## Start Materials provided

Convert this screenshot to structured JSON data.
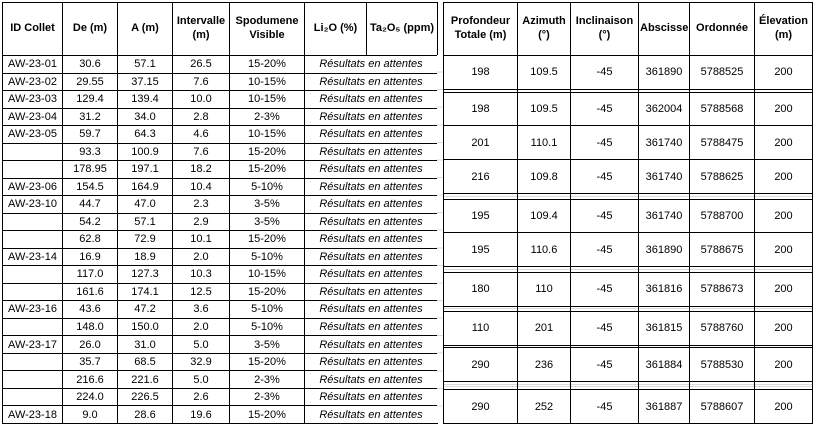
{
  "colors": {
    "background": "#ffffff",
    "text": "#000000",
    "table_border": "#000000",
    "gridline": "#dadada"
  },
  "left_table": {
    "headers": [
      "ID Collet",
      "De (m)",
      "A (m)",
      "Intervalle (m)",
      "Spodumene Visible",
      "Li₂O (%)",
      "Ta₂O₅ (ppm)"
    ],
    "rows": [
      [
        "AW-23-01",
        "30.6",
        "57.1",
        "26.5",
        "15-20%",
        "Résultats en attentes"
      ],
      [
        "AW-23-02",
        "29.55",
        "37.15",
        "7.6",
        "10-15%",
        "Résultats en attentes"
      ],
      [
        "AW-23-03",
        "129.4",
        "139.4",
        "10.0",
        "10-15%",
        "Résultats en attentes"
      ],
      [
        "AW-23-04",
        "31.2",
        "34.0",
        "2.8",
        "2-3%",
        "Résultats en attentes"
      ],
      [
        "AW-23-05",
        "59.7",
        "64.3",
        "4.6",
        "10-15%",
        "Résultats en attentes"
      ],
      [
        "",
        "93.3",
        "100.9",
        "7.6",
        "15-20%",
        "Résultats en attentes"
      ],
      [
        "",
        "178.95",
        "197.1",
        "18.2",
        "15-20%",
        "Résultats en attentes"
      ],
      [
        "AW-23-06",
        "154.5",
        "164.9",
        "10.4",
        "5-10%",
        "Résultats en attentes"
      ],
      [
        "AW-23-10",
        "44.7",
        "47.0",
        "2.3",
        "3-5%",
        "Résultats en attentes"
      ],
      [
        "",
        "54.2",
        "57.1",
        "2.9",
        "3-5%",
        "Résultats en attentes"
      ],
      [
        "",
        "62.8",
        "72.9",
        "10.1",
        "15-20%",
        "Résultats en attentes"
      ],
      [
        "AW-23-14",
        "16.9",
        "18.9",
        "2.0",
        "5-10%",
        "Résultats en attentes"
      ],
      [
        "",
        "117.0",
        "127.3",
        "10.3",
        "10-15%",
        "Résultats en attentes"
      ],
      [
        "",
        "161.6",
        "174.1",
        "12.5",
        "15-20%",
        "Résultats en attentes"
      ],
      [
        "AW-23-16",
        "43.6",
        "47.2",
        "3.6",
        "5-10%",
        "Résultats en attentes"
      ],
      [
        "",
        "148.0",
        "150.0",
        "2.0",
        "5-10%",
        "Résultats en attentes"
      ],
      [
        "AW-23-17",
        "26.0",
        "31.0",
        "5.0",
        "3-5%",
        "Résultats en attentes"
      ],
      [
        "",
        "35.7",
        "68.5",
        "32.9",
        "15-20%",
        "Résultats en attentes"
      ],
      [
        "",
        "216.6",
        "221.6",
        "5.0",
        "2-3%",
        "Résultats en attentes"
      ],
      [
        "",
        "224.0",
        "226.5",
        "2.6",
        "2-3%",
        "Résultats en attentes"
      ],
      [
        "AW-23-18",
        "9.0",
        "28.6",
        "19.6",
        "15-20%",
        "Résultats en attentes"
      ]
    ]
  },
  "right_table": {
    "headers": [
      "Profondeur Totale (m)",
      "Azimuth (°)",
      "Inclinaison (°)",
      "Abscisse",
      "Ordonnée",
      "Élevation (m)"
    ],
    "rows": [
      [
        "198",
        "109.5",
        "-45",
        "361890",
        "5788525",
        "200"
      ],
      [
        "",
        "",
        "",
        "",
        "",
        ""
      ],
      [
        "198",
        "109.5",
        "-45",
        "362004",
        "5788568",
        "200"
      ],
      [
        "201",
        "110.1",
        "-45",
        "361740",
        "5788475",
        "200"
      ],
      [
        "216",
        "109.8",
        "-45",
        "361740",
        "5788625",
        "200"
      ],
      [
        "",
        "",
        "",
        "",
        "",
        ""
      ],
      [
        "",
        "",
        "",
        "",
        "",
        ""
      ],
      [
        "195",
        "109.4",
        "-45",
        "361740",
        "5788700",
        "200"
      ],
      [
        "195",
        "110.6",
        "-45",
        "361890",
        "5788675",
        "200"
      ],
      [
        "",
        "",
        "",
        "",
        "",
        ""
      ],
      [
        "",
        "",
        "",
        "",
        "",
        ""
      ],
      [
        "180",
        "110",
        "-45",
        "361816",
        "5788673",
        "200"
      ],
      [
        "",
        "",
        "",
        "",
        "",
        ""
      ],
      [
        "",
        "",
        "",
        "",
        "",
        ""
      ],
      [
        "110",
        "201",
        "-45",
        "361815",
        "5788760",
        "200"
      ],
      [
        "",
        "",
        "",
        "",
        "",
        ""
      ],
      [
        "290",
        "236",
        "-45",
        "361884",
        "5788530",
        "200"
      ],
      [
        "",
        "",
        "",
        "",
        "",
        ""
      ],
      [
        "",
        "",
        "",
        "",
        "",
        ""
      ],
      [
        "",
        "",
        "",
        "",
        "",
        ""
      ],
      [
        "290",
        "252",
        "-45",
        "361887",
        "5788607",
        "200"
      ]
    ]
  }
}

## End Materials provided

Job: All of the material above should be reproduced exactly, except the pictures.

Worked solution:
Convert this screenshot to structured JSON data.
{
  "colors": {
    "background": "#ffffff",
    "text": "#000000",
    "table_border": "#000000",
    "gridline": "#dadada"
  },
  "left_table": {
    "headers": [
      "ID Collet",
      "De (m)",
      "A (m)",
      "Intervalle (m)",
      "Spodumene Visible",
      "Li₂O (%)",
      "Ta₂O₅ (ppm)"
    ],
    "rows": [
      [
        "AW-23-01",
        "30.6",
        "57.1",
        "26.5",
        "15-20%",
        "Résultats en attentes"
      ],
      [
        "AW-23-02",
        "29.55",
        "37.15",
        "7.6",
        "10-15%",
        "Résultats en attentes"
      ],
      [
        "AW-23-03",
        "129.4",
        "139.4",
        "10.0",
        "10-15%",
        "Résultats en attentes"
      ],
      [
        "AW-23-04",
        "31.2",
        "34.0",
        "2.8",
        "2-3%",
        "Résultats en attentes"
      ],
      [
        "AW-23-05",
        "59.7",
        "64.3",
        "4.6",
        "10-15%",
        "Résultats en attentes"
      ],
      [
        "",
        "93.3",
        "100.9",
        "7.6",
        "15-20%",
        "Résultats en attentes"
      ],
      [
        "",
        "178.95",
        "197.1",
        "18.2",
        "15-20%",
        "Résultats en attentes"
      ],
      [
        "AW-23-06",
        "154.5",
        "164.9",
        "10.4",
        "5-10%",
        "Résultats en attentes"
      ],
      [
        "AW-23-10",
        "44.7",
        "47.0",
        "2.3",
        "3-5%",
        "Résultats en attentes"
      ],
      [
        "",
        "54.2",
        "57.1",
        "2.9",
        "3-5%",
        "Résultats en attentes"
      ],
      [
        "",
        "62.8",
        "72.9",
        "10.1",
        "15-20%",
        "Résultats en attentes"
      ],
      [
        "AW-23-14",
        "16.9",
        "18.9",
        "2.0",
        "5-10%",
        "Résultats en attentes"
      ],
      [
        "",
        "117.0",
        "127.3",
        "10.3",
        "10-15%",
        "Résultats en attentes"
      ],
      [
        "",
        "161.6",
        "174.1",
        "12.5",
        "15-20%",
        "Résultats en attentes"
      ],
      [
        "AW-23-16",
        "43.6",
        "47.2",
        "3.6",
        "5-10%",
        "Résultats en attentes"
      ],
      [
        "",
        "148.0",
        "150.0",
        "2.0",
        "5-10%",
        "Résultats en attentes"
      ],
      [
        "AW-23-17",
        "26.0",
        "31.0",
        "5.0",
        "3-5%",
        "Résultats en attentes"
      ],
      [
        "",
        "35.7",
        "68.5",
        "32.9",
        "15-20%",
        "Résultats en attentes"
      ],
      [
        "",
        "216.6",
        "221.6",
        "5.0",
        "2-3%",
        "Résultats en attentes"
      ],
      [
        "",
        "224.0",
        "226.5",
        "2.6",
        "2-3%",
        "Résultats en attentes"
      ],
      [
        "AW-23-18",
        "9.0",
        "28.6",
        "19.6",
        "15-20%",
        "Résultats en attentes"
      ]
    ]
  },
  "right_table": {
    "headers": [
      "Profondeur Totale (m)",
      "Azimuth (°)",
      "Inclinaison (°)",
      "Abscisse",
      "Ordonnée",
      "Élevation (m)"
    ],
    "rows": [
      [
        "198",
        "109.5",
        "-45",
        "361890",
        "5788525",
        "200"
      ],
      [
        "",
        "",
        "",
        "",
        "",
        ""
      ],
      [
        "198",
        "109.5",
        "-45",
        "362004",
        "5788568",
        "200"
      ],
      [
        "201",
        "110.1",
        "-45",
        "361740",
        "5788475",
        "200"
      ],
      [
        "216",
        "109.8",
        "-45",
        "361740",
        "5788625",
        "200"
      ],
      [
        "",
        "",
        "",
        "",
        "",
        ""
      ],
      [
        "",
        "",
        "",
        "",
        "",
        ""
      ],
      [
        "195",
        "109.4",
        "-45",
        "361740",
        "5788700",
        "200"
      ],
      [
        "195",
        "110.6",
        "-45",
        "361890",
        "5788675",
        "200"
      ],
      [
        "",
        "",
        "",
        "",
        "",
        ""
      ],
      [
        "",
        "",
        "",
        "",
        "",
        ""
      ],
      [
        "180",
        "110",
        "-45",
        "361816",
        "5788673",
        "200"
      ],
      [
        "",
        "",
        "",
        "",
        "",
        ""
      ],
      [
        "",
        "",
        "",
        "",
        "",
        ""
      ],
      [
        "110",
        "201",
        "-45",
        "361815",
        "5788760",
        "200"
      ],
      [
        "",
        "",
        "",
        "",
        "",
        ""
      ],
      [
        "290",
        "236",
        "-45",
        "361884",
        "5788530",
        "200"
      ],
      [
        "",
        "",
        "",
        "",
        "",
        ""
      ],
      [
        "",
        "",
        "",
        "",
        "",
        ""
      ],
      [
        "",
        "",
        "",
        "",
        "",
        ""
      ],
      [
        "290",
        "252",
        "-45",
        "361887",
        "5788607",
        "200"
      ]
    ]
  }
}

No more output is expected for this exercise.